Figure dataset records
================================
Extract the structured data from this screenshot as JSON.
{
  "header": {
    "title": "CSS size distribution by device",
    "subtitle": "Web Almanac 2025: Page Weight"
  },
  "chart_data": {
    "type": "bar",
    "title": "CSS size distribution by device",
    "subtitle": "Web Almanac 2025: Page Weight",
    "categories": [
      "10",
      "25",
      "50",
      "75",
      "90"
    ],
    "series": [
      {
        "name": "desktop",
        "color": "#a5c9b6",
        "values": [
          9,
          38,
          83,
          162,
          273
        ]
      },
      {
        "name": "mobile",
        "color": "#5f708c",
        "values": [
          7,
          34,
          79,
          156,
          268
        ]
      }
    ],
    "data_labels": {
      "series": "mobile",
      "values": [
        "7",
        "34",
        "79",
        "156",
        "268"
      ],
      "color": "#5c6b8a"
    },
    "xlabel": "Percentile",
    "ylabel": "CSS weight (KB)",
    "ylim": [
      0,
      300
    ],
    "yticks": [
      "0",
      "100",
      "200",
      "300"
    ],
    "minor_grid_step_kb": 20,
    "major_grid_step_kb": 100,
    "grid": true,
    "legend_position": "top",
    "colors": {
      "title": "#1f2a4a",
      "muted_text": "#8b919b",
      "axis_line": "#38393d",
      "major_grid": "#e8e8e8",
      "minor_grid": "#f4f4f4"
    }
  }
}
================================
The answer is the number of lines in the preceding material that hold "Almanac"; write that number and nothing else.

**Task solution:**
2